** Begin **

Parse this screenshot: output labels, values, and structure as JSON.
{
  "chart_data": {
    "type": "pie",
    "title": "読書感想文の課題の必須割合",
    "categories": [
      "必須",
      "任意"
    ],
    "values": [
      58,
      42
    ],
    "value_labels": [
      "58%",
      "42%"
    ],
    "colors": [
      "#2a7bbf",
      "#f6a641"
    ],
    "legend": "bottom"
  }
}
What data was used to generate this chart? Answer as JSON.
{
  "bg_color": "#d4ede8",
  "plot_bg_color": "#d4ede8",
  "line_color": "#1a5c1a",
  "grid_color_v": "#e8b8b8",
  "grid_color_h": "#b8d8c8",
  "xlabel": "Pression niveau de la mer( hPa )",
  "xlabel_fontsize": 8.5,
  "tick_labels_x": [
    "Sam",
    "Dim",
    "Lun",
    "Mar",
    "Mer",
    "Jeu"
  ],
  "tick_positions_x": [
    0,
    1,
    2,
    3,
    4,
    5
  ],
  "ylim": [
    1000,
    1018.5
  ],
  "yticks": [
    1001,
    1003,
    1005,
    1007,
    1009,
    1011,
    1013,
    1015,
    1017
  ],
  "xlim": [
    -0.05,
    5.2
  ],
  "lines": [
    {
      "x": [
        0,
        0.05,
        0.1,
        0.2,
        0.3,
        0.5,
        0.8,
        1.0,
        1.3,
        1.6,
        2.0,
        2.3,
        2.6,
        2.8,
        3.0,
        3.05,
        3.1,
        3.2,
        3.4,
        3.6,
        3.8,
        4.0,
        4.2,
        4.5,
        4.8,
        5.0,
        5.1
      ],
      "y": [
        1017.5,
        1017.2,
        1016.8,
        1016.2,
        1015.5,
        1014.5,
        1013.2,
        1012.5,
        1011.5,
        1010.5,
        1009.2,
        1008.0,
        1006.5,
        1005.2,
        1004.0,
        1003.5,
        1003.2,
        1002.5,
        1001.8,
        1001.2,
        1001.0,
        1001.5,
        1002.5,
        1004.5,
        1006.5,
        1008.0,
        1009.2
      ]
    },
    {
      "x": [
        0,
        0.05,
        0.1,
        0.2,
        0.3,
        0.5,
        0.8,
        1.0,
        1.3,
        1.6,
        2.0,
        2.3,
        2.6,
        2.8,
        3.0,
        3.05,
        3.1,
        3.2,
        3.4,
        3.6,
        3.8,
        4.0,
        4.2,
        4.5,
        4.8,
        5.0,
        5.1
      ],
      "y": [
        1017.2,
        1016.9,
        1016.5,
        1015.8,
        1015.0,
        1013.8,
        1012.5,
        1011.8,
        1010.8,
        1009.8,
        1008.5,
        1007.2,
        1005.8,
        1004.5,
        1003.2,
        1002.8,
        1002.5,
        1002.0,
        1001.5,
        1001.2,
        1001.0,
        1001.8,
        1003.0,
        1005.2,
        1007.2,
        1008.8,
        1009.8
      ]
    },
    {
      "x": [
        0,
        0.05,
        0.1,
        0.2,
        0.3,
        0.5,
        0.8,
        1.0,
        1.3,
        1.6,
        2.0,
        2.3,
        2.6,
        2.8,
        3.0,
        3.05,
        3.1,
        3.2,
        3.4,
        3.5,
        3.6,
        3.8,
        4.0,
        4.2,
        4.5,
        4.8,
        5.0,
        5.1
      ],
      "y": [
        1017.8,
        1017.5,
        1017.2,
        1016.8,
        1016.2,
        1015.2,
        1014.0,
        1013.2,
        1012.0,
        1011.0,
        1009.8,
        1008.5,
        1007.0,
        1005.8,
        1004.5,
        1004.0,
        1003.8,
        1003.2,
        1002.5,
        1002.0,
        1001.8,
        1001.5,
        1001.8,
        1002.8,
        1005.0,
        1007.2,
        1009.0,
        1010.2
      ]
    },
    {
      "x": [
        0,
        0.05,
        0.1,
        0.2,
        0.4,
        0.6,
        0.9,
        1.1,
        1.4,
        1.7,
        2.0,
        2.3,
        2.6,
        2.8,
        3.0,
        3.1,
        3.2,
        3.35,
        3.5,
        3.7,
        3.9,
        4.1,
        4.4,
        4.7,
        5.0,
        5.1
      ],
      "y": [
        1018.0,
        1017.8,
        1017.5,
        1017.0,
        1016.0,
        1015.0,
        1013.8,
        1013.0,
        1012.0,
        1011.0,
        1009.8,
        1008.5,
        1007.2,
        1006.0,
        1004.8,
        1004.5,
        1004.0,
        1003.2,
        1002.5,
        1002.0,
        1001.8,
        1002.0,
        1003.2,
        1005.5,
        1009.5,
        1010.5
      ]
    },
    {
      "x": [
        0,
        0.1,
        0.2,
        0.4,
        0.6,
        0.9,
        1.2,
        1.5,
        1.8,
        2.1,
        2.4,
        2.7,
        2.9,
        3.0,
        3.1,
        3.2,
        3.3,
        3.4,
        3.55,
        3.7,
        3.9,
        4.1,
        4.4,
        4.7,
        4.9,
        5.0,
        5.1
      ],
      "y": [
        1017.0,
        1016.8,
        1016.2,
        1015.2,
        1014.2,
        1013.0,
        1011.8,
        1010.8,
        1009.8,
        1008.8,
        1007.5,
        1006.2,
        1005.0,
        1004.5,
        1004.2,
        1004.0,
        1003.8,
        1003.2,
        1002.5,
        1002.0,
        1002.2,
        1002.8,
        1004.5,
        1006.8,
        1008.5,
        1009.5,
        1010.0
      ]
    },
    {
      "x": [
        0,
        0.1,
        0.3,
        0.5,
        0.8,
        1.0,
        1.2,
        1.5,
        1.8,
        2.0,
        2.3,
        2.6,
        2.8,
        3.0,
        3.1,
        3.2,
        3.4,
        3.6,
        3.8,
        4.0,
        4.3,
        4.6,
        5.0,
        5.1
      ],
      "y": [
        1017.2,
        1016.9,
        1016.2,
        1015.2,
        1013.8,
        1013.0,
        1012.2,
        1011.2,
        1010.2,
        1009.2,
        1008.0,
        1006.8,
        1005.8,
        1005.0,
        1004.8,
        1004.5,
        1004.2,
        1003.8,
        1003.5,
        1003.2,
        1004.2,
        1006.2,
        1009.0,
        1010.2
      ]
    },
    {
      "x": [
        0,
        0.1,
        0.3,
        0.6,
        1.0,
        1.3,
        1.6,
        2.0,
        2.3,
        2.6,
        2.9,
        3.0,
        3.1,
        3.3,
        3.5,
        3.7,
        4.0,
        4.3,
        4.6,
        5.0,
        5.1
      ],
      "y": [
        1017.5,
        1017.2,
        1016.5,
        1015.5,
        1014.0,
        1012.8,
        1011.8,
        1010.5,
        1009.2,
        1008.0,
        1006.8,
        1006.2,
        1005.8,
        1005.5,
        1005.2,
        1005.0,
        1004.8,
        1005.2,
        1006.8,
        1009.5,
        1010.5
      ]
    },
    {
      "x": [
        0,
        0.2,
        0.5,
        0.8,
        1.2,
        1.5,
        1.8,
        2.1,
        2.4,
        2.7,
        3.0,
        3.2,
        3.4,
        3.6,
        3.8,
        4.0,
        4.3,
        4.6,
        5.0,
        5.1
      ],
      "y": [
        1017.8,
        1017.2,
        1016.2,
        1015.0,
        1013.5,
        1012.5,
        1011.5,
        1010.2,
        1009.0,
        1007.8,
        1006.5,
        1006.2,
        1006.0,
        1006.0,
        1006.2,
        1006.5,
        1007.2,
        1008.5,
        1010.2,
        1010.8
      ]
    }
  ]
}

** End **

What the task requires => Restate the whole listing exactly, leaving out nothing.

Written response =>
Parse this screenshot: output labels, values, and structure as JSON.
{
  "chart_data": {
    "type": "pie",
    "title": "読書感想文の課題の必須割合",
    "categories": [
      "必須",
      "任意"
    ],
    "values": [
      58,
      42
    ],
    "value_labels": [
      "58%",
      "42%"
    ],
    "colors": [
      "#2a7bbf",
      "#f6a641"
    ],
    "legend": "bottom"
  }
}
What data was used to generate this chart? Answer as JSON.
{
  "bg_color": "#d4ede8",
  "plot_bg_color": "#d4ede8",
  "line_color": "#1a5c1a",
  "grid_color_v": "#e8b8b8",
  "grid_color_h": "#b8d8c8",
  "xlabel": "Pression niveau de la mer( hPa )",
  "xlabel_fontsize": 8.5,
  "tick_labels_x": [
    "Sam",
    "Dim",
    "Lun",
    "Mar",
    "Mer",
    "Jeu"
  ],
  "tick_positions_x": [
    0,
    1,
    2,
    3,
    4,
    5
  ],
  "ylim": [
    1000,
    1018.5
  ],
  "yticks": [
    1001,
    1003,
    1005,
    1007,
    1009,
    1011,
    1013,
    1015,
    1017
  ],
  "xlim": [
    -0.05,
    5.2
  ],
  "lines": [
    {
      "x": [
        0,
        0.05,
        0.1,
        0.2,
        0.3,
        0.5,
        0.8,
        1.0,
        1.3,
        1.6,
        2.0,
        2.3,
        2.6,
        2.8,
        3.0,
        3.05,
        3.1,
        3.2,
        3.4,
        3.6,
        3.8,
        4.0,
        4.2,
        4.5,
        4.8,
        5.0,
        5.1
      ],
      "y": [
        1017.5,
        1017.2,
        1016.8,
        1016.2,
        1015.5,
        1014.5,
        1013.2,
        1012.5,
        1011.5,
        1010.5,
        1009.2,
        1008.0,
        1006.5,
        1005.2,
        1004.0,
        1003.5,
        1003.2,
        1002.5,
        1001.8,
        1001.2,
        1001.0,
        1001.5,
        1002.5,
        1004.5,
        1006.5,
        1008.0,
        1009.2
      ]
    },
    {
      "x": [
        0,
        0.05,
        0.1,
        0.2,
        0.3,
        0.5,
        0.8,
        1.0,
        1.3,
        1.6,
        2.0,
        2.3,
        2.6,
        2.8,
        3.0,
        3.05,
        3.1,
        3.2,
        3.4,
        3.6,
        3.8,
        4.0,
        4.2,
        4.5,
        4.8,
        5.0,
        5.1
      ],
      "y": [
        1017.2,
        1016.9,
        1016.5,
        1015.8,
        1015.0,
        1013.8,
        1012.5,
        1011.8,
        1010.8,
        1009.8,
        1008.5,
        1007.2,
        1005.8,
        1004.5,
        1003.2,
        1002.8,
        1002.5,
        1002.0,
        1001.5,
        1001.2,
        1001.0,
        1001.8,
        1003.0,
        1005.2,
        1007.2,
        1008.8,
        1009.8
      ]
    },
    {
      "x": [
        0,
        0.05,
        0.1,
        0.2,
        0.3,
        0.5,
        0.8,
        1.0,
        1.3,
        1.6,
        2.0,
        2.3,
        2.6,
        2.8,
        3.0,
        3.05,
        3.1,
        3.2,
        3.4,
        3.5,
        3.6,
        3.8,
        4.0,
        4.2,
        4.5,
        4.8,
        5.0,
        5.1
      ],
      "y": [
        1017.8,
        1017.5,
        1017.2,
        1016.8,
        1016.2,
        1015.2,
        1014.0,
        1013.2,
        1012.0,
        1011.0,
        1009.8,
        1008.5,
        1007.0,
        1005.8,
        1004.5,
        1004.0,
        1003.8,
        1003.2,
        1002.5,
        1002.0,
        1001.8,
        1001.5,
        1001.8,
        1002.8,
        1005.0,
        1007.2,
        1009.0,
        1010.2
      ]
    },
    {
      "x": [
        0,
        0.05,
        0.1,
        0.2,
        0.4,
        0.6,
        0.9,
        1.1,
        1.4,
        1.7,
        2.0,
        2.3,
        2.6,
        2.8,
        3.0,
        3.1,
        3.2,
        3.35,
        3.5,
        3.7,
        3.9,
        4.1,
        4.4,
        4.7,
        5.0,
        5.1
      ],
      "y": [
        1018.0,
        1017.8,
        1017.5,
        1017.0,
        1016.0,
        1015.0,
        1013.8,
        1013.0,
        1012.0,
        1011.0,
        1009.8,
        1008.5,
        1007.2,
        1006.0,
        1004.8,
        1004.5,
        1004.0,
        1003.2,
        1002.5,
        1002.0,
        1001.8,
        1002.0,
        1003.2,
        1005.5,
        1009.5,
        1010.5
      ]
    },
    {
      "x": [
        0,
        0.1,
        0.2,
        0.4,
        0.6,
        0.9,
        1.2,
        1.5,
        1.8,
        2.1,
        2.4,
        2.7,
        2.9,
        3.0,
        3.1,
        3.2,
        3.3,
        3.4,
        3.55,
        3.7,
        3.9,
        4.1,
        4.4,
        4.7,
        4.9,
        5.0,
        5.1
      ],
      "y": [
        1017.0,
        1016.8,
        1016.2,
        1015.2,
        1014.2,
        1013.0,
        1011.8,
        1010.8,
        1009.8,
        1008.8,
        1007.5,
        1006.2,
        1005.0,
        1004.5,
        1004.2,
        1004.0,
        1003.8,
        1003.2,
        1002.5,
        1002.0,
        1002.2,
        1002.8,
        1004.5,
        1006.8,
        1008.5,
        1009.5,
        1010.0
      ]
    },
    {
      "x": [
        0,
        0.1,
        0.3,
        0.5,
        0.8,
        1.0,
        1.2,
        1.5,
        1.8,
        2.0,
        2.3,
        2.6,
        2.8,
        3.0,
        3.1,
        3.2,
        3.4,
        3.6,
        3.8,
        4.0,
        4.3,
        4.6,
        5.0,
        5.1
      ],
      "y": [
        1017.2,
        1016.9,
        1016.2,
        1015.2,
        1013.8,
        1013.0,
        1012.2,
        1011.2,
        1010.2,
        1009.2,
        1008.0,
        1006.8,
        1005.8,
        1005.0,
        1004.8,
        1004.5,
        1004.2,
        1003.8,
        1003.5,
        1003.2,
        1004.2,
        1006.2,
        1009.0,
        1010.2
      ]
    },
    {
      "x": [
        0,
        0.1,
        0.3,
        0.6,
        1.0,
        1.3,
        1.6,
        2.0,
        2.3,
        2.6,
        2.9,
        3.0,
        3.1,
        3.3,
        3.5,
        3.7,
        4.0,
        4.3,
        4.6,
        5.0,
        5.1
      ],
      "y": [
        1017.5,
        1017.2,
        1016.5,
        1015.5,
        1014.0,
        1012.8,
        1011.8,
        1010.5,
        1009.2,
        1008.0,
        1006.8,
        1006.2,
        1005.8,
        1005.5,
        1005.2,
        1005.0,
        1004.8,
        1005.2,
        1006.8,
        1009.5,
        1010.5
      ]
    },
    {
      "x": [
        0,
        0.2,
        0.5,
        0.8,
        1.2,
        1.5,
        1.8,
        2.1,
        2.4,
        2.7,
        3.0,
        3.2,
        3.4,
        3.6,
        3.8,
        4.0,
        4.3,
        4.6,
        5.0,
        5.1
      ],
      "y": [
        1017.8,
        1017.2,
        1016.2,
        1015.0,
        1013.5,
        1012.5,
        1011.5,
        1010.2,
        1009.0,
        1007.8,
        1006.5,
        1006.2,
        1006.0,
        1006.0,
        1006.2,
        1006.5,
        1007.2,
        1008.5,
        1010.2,
        1010.8
      ]
    }
  ]
}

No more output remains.